*ROWS*
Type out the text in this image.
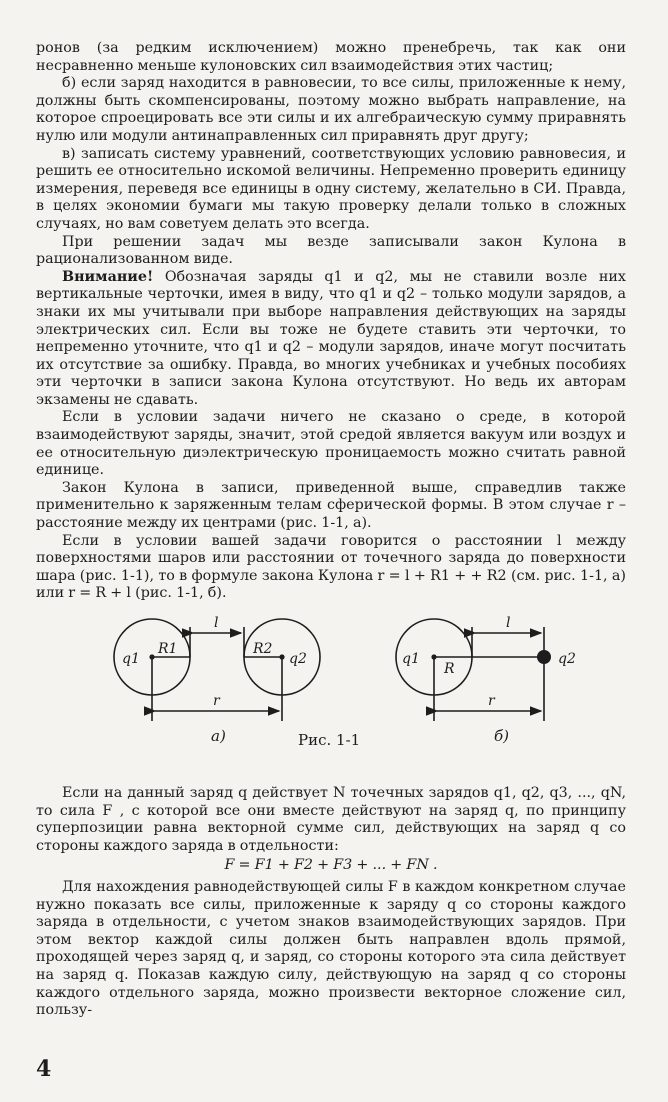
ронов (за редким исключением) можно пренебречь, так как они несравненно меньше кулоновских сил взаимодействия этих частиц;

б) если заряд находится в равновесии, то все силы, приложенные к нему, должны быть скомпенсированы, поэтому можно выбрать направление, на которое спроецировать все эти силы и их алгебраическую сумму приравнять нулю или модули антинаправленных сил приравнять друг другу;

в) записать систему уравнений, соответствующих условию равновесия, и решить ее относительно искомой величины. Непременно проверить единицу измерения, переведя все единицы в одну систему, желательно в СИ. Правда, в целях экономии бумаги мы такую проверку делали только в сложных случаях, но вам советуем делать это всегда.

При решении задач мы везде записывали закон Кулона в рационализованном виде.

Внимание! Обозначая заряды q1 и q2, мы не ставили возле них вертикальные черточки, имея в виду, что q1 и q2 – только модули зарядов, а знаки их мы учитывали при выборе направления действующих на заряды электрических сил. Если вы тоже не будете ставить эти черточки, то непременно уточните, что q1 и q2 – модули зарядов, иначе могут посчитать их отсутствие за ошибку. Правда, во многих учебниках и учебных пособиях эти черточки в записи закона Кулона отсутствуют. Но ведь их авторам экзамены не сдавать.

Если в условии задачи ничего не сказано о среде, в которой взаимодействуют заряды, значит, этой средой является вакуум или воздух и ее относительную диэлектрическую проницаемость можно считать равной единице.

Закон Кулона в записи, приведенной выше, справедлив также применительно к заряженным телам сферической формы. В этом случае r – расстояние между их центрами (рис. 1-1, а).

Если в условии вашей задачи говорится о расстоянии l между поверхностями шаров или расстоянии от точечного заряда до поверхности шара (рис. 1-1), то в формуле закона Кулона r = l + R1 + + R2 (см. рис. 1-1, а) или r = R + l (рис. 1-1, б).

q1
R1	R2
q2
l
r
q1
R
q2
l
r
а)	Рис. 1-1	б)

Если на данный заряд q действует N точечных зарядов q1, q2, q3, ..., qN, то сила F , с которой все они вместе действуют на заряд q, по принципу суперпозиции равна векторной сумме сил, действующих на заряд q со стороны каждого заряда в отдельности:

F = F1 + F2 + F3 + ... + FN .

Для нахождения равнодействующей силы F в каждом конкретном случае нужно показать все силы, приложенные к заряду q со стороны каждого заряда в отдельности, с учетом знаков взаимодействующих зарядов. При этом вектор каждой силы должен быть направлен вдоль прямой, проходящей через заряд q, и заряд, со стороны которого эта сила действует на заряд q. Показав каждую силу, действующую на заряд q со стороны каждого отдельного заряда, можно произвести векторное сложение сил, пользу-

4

...

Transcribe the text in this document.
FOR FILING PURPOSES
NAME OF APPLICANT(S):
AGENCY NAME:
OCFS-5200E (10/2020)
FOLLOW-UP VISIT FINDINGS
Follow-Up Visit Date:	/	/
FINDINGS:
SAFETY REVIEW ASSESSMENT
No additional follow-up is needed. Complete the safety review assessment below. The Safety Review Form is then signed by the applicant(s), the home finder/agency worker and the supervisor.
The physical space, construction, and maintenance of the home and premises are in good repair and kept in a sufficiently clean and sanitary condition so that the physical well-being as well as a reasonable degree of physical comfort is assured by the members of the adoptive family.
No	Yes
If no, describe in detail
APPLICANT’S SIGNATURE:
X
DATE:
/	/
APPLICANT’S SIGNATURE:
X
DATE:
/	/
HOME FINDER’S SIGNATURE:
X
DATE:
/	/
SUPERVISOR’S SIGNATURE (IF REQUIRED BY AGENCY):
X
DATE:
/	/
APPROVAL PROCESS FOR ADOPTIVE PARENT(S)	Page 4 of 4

*PROBLEM TO WORK ON*
Extract all lines of the records above that include "записи".

*SOLUTION FOR THIS TASK*
Внимание! Обозначая заряды q1 и q2, мы не ставили возле них вертикальные черточки, имея в виду, что q1 и q2 – только модули зарядов, а знаки их мы учитывали при выборе направления действующих на заряды электрических сил. Если вы тоже не будете ставить эти черточки, то непременно уточните, что q1 и q2 – модули зарядов, иначе могут посчитать их отсутствие за ошибку. Правда, во многих учебниках и учебных пособиях эти черточки в записи закона Кулона отсутствуют. Но ведь их авторам экзамены не сдавать.
Закон Кулона в записи, приведенной выше, справедлив также применительно к заряженным телам сферической формы. В этом случае r – расстояние между их центрами (рис. 1-1, а).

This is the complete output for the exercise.